WHAT IS EXPECTED =
Set down the data below without change, skipping the pictures it holds.

EXERCISE INPUTS =
--- --- ---

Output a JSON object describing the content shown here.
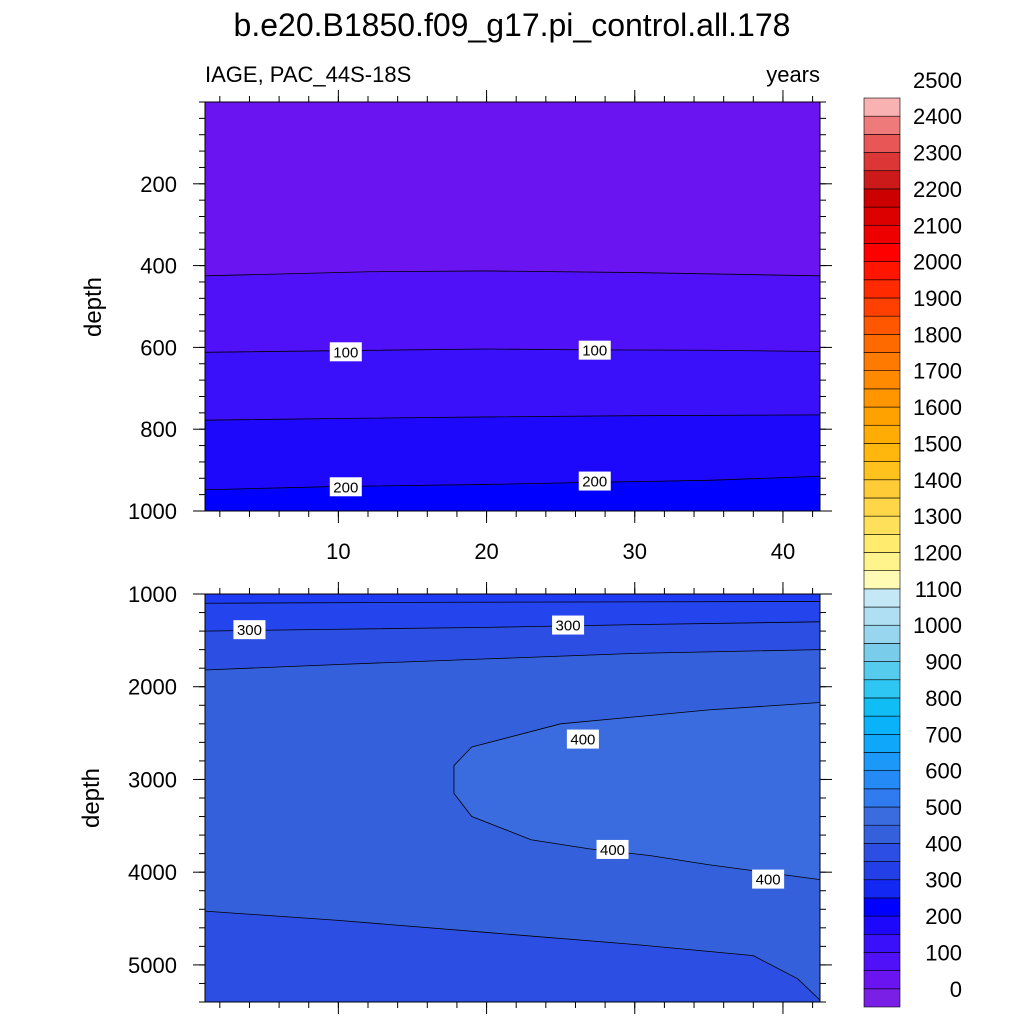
{
  "chart_data": {
    "type": "contour",
    "title": "b.e20.B1850.f09_g17.pi_control.all.178",
    "left_string": "IAGE, PAC_44S-18S",
    "right_string": "years",
    "xlabel": "",
    "ylabel": "depth",
    "x_range": [
      1,
      42.5
    ],
    "x_ticks": [
      10,
      20,
      30,
      40
    ],
    "panels": [
      {
        "name": "upper",
        "ylabel": "depth",
        "y_range": [
          0,
          1000
        ],
        "y_ticks": [
          200,
          400,
          600,
          800,
          1000
        ],
        "contour_lines": [
          {
            "level": 50,
            "x": [
              1,
              12,
              20,
              30,
              42.5
            ],
            "y": [
              425,
              415,
              413,
              417,
              425
            ]
          },
          {
            "level": 100,
            "x": [
              1,
              10,
              20,
              27,
              35,
              42.5
            ],
            "y": [
              612,
              608,
              604,
              606,
              607,
              610
            ]
          },
          {
            "level": 150,
            "x": [
              1,
              12,
              20,
              30,
              42.5
            ],
            "y": [
              778,
              773,
              770,
              767,
              765
            ]
          },
          {
            "level": 200,
            "x": [
              1,
              10,
              20,
              27,
              35,
              42.5
            ],
            "y": [
              948,
              940,
              935,
              930,
              925,
              915
            ]
          }
        ],
        "labels": [
          {
            "text": "100",
            "x": 10.5,
            "y": 612
          },
          {
            "text": "100",
            "x": 27.3,
            "y": 608
          },
          {
            "text": "200",
            "x": 10.5,
            "y": 942
          },
          {
            "text": "200",
            "x": 27.3,
            "y": 928
          }
        ]
      },
      {
        "name": "lower",
        "ylabel": "depth",
        "y_range": [
          1000,
          5400
        ],
        "y_ticks": [
          1000,
          2000,
          3000,
          4000,
          5000
        ],
        "contour_lines": [
          {
            "level": 250,
            "x": [
              1,
              15,
              30,
              42.5
            ],
            "y": [
              1100,
              1090,
              1085,
              1080
            ]
          },
          {
            "level": 300,
            "x": [
              1,
              10,
              20,
              30,
              42.5
            ],
            "y": [
              1400,
              1380,
              1360,
              1330,
              1300
            ]
          },
          {
            "level": 350,
            "x": [
              1,
              10,
              20,
              30,
              42.5
            ],
            "y": [
              1820,
              1760,
              1700,
              1640,
              1600
            ]
          },
          {
            "level": 400,
            "x": [
              42.5,
              35,
              25,
              19,
              17.8,
              17.8,
              19,
              23,
              27,
              31,
              35,
              42.5
            ],
            "y": [
              2170,
              2250,
              2400,
              2650,
              2850,
              3150,
              3400,
              3650,
              3750,
              3820,
              3920,
              4080
            ]
          },
          {
            "level": 350,
            "x": [
              1,
              10,
              20,
              30,
              38,
              41,
              42.5
            ],
            "y": [
              4420,
              4520,
              4650,
              4780,
              4900,
              5150,
              5380
            ]
          }
        ],
        "labels": [
          {
            "text": "300",
            "x": 4,
            "y": 1390
          },
          {
            "text": "300",
            "x": 25.5,
            "y": 1340
          },
          {
            "text": "400",
            "x": 26.5,
            "y": 2570
          },
          {
            "text": "400",
            "x": 28.5,
            "y": 3760
          },
          {
            "text": "400",
            "x": 39,
            "y": 4080
          }
        ]
      }
    ],
    "colorbar": {
      "labels": [
        "0",
        "100",
        "200",
        "300",
        "400",
        "500",
        "600",
        "700",
        "800",
        "900",
        "1000",
        "1100",
        "1200",
        "1300",
        "1400",
        "1500",
        "1600",
        "1700",
        "1800",
        "1900",
        "2000",
        "2100",
        "2200",
        "2300",
        "2400",
        "2500"
      ],
      "colors": [
        "#7A1FE6",
        "#6A14F2",
        "#5010F8",
        "#3A0FFA",
        "#1E08FC",
        "#0000FF",
        "#1428F4",
        "#2340E8",
        "#2C4EE2",
        "#3560DC",
        "#3A6CE0",
        "#2F7BEF",
        "#248AF5",
        "#1C98F8",
        "#0FA7FA",
        "#0AB2FA",
        "#10BDF4",
        "#2EC6F2",
        "#55CBEE",
        "#79CDEA",
        "#97D6EE",
        "#AEDFF2",
        "#C4E8F6",
        "#FFFAB4",
        "#FFF48C",
        "#FFEB6E",
        "#FFE05A",
        "#FFD648",
        "#FFCC38",
        "#FFC21C",
        "#FFB70E",
        "#FFAD05",
        "#FFA200",
        "#FF9600",
        "#FF8A00",
        "#FF7A00",
        "#FF6A00",
        "#FF5600",
        "#FF4000",
        "#FF2A00",
        "#FF1500",
        "#FF0000",
        "#EE0000",
        "#DD0000",
        "#CC0000",
        "#CC1A1A",
        "#DD3636",
        "#E85656",
        "#EF7A7A",
        "#F8B2B2"
      ]
    },
    "fills": {
      "upper": [
        "#6A14F2",
        "#5010F8",
        "#3A0FFA",
        "#1E08FC",
        "#0000FF",
        "#1428F4"
      ],
      "lower": [
        "#1E3CF4",
        "#2444EE",
        "#2C4EE2",
        "#3560DC",
        "#3A6CE0",
        "#2C4EE2"
      ]
    }
  }
}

--- --- ---

RESPONSE =
Output a JSON object describing the content shown here.
{
  "chart_data": {
    "type": "contour",
    "title": "b.e20.B1850.f09_g17.pi_control.all.178",
    "left_string": "IAGE, PAC_44S-18S",
    "right_string": "years",
    "xlabel": "",
    "ylabel": "depth",
    "x_range": [
      1,
      42.5
    ],
    "x_ticks": [
      10,
      20,
      30,
      40
    ],
    "panels": [
      {
        "name": "upper",
        "ylabel": "depth",
        "y_range": [
          0,
          1000
        ],
        "y_ticks": [
          200,
          400,
          600,
          800,
          1000
        ],
        "contour_lines": [
          {
            "level": 50,
            "x": [
              1,
              12,
              20,
              30,
              42.5
            ],
            "y": [
              425,
              415,
              413,
              417,
              425
            ]
          },
          {
            "level": 100,
            "x": [
              1,
              10,
              20,
              27,
              35,
              42.5
            ],
            "y": [
              612,
              608,
              604,
              606,
              607,
              610
            ]
          },
          {
            "level": 150,
            "x": [
              1,
              12,
              20,
              30,
              42.5
            ],
            "y": [
              778,
              773,
              770,
              767,
              765
            ]
          },
          {
            "level": 200,
            "x": [
              1,
              10,
              20,
              27,
              35,
              42.5
            ],
            "y": [
              948,
              940,
              935,
              930,
              925,
              915
            ]
          }
        ],
        "labels": [
          {
            "text": "100",
            "x": 10.5,
            "y": 612
          },
          {
            "text": "100",
            "x": 27.3,
            "y": 608
          },
          {
            "text": "200",
            "x": 10.5,
            "y": 942
          },
          {
            "text": "200",
            "x": 27.3,
            "y": 928
          }
        ]
      },
      {
        "name": "lower",
        "ylabel": "depth",
        "y_range": [
          1000,
          5400
        ],
        "y_ticks": [
          1000,
          2000,
          3000,
          4000,
          5000
        ],
        "contour_lines": [
          {
            "level": 250,
            "x": [
              1,
              15,
              30,
              42.5
            ],
            "y": [
              1100,
              1090,
              1085,
              1080
            ]
          },
          {
            "level": 300,
            "x": [
              1,
              10,
              20,
              30,
              42.5
            ],
            "y": [
              1400,
              1380,
              1360,
              1330,
              1300
            ]
          },
          {
            "level": 350,
            "x": [
              1,
              10,
              20,
              30,
              42.5
            ],
            "y": [
              1820,
              1760,
              1700,
              1640,
              1600
            ]
          },
          {
            "level": 400,
            "x": [
              42.5,
              35,
              25,
              19,
              17.8,
              17.8,
              19,
              23,
              27,
              31,
              35,
              42.5
            ],
            "y": [
              2170,
              2250,
              2400,
              2650,
              2850,
              3150,
              3400,
              3650,
              3750,
              3820,
              3920,
              4080
            ]
          },
          {
            "level": 350,
            "x": [
              1,
              10,
              20,
              30,
              38,
              41,
              42.5
            ],
            "y": [
              4420,
              4520,
              4650,
              4780,
              4900,
              5150,
              5380
            ]
          }
        ],
        "labels": [
          {
            "text": "300",
            "x": 4,
            "y": 1390
          },
          {
            "text": "300",
            "x": 25.5,
            "y": 1340
          },
          {
            "text": "400",
            "x": 26.5,
            "y": 2570
          },
          {
            "text": "400",
            "x": 28.5,
            "y": 3760
          },
          {
            "text": "400",
            "x": 39,
            "y": 4080
          }
        ]
      }
    ],
    "colorbar": {
      "labels": [
        "0",
        "100",
        "200",
        "300",
        "400",
        "500",
        "600",
        "700",
        "800",
        "900",
        "1000",
        "1100",
        "1200",
        "1300",
        "1400",
        "1500",
        "1600",
        "1700",
        "1800",
        "1900",
        "2000",
        "2100",
        "2200",
        "2300",
        "2400",
        "2500"
      ],
      "colors": [
        "#7A1FE6",
        "#6A14F2",
        "#5010F8",
        "#3A0FFA",
        "#1E08FC",
        "#0000FF",
        "#1428F4",
        "#2340E8",
        "#2C4EE2",
        "#3560DC",
        "#3A6CE0",
        "#2F7BEF",
        "#248AF5",
        "#1C98F8",
        "#0FA7FA",
        "#0AB2FA",
        "#10BDF4",
        "#2EC6F2",
        "#55CBEE",
        "#79CDEA",
        "#97D6EE",
        "#AEDFF2",
        "#C4E8F6",
        "#FFFAB4",
        "#FFF48C",
        "#FFEB6E",
        "#FFE05A",
        "#FFD648",
        "#FFCC38",
        "#FFC21C",
        "#FFB70E",
        "#FFAD05",
        "#FFA200",
        "#FF9600",
        "#FF8A00",
        "#FF7A00",
        "#FF6A00",
        "#FF5600",
        "#FF4000",
        "#FF2A00",
        "#FF1500",
        "#FF0000",
        "#EE0000",
        "#DD0000",
        "#CC0000",
        "#CC1A1A",
        "#DD3636",
        "#E85656",
        "#EF7A7A",
        "#F8B2B2"
      ]
    },
    "fills": {
      "upper": [
        "#6A14F2",
        "#5010F8",
        "#3A0FFA",
        "#1E08FC",
        "#0000FF",
        "#1428F4"
      ],
      "lower": [
        "#1E3CF4",
        "#2444EE",
        "#2C4EE2",
        "#3560DC",
        "#3A6CE0",
        "#2C4EE2"
      ]
    }
  }
}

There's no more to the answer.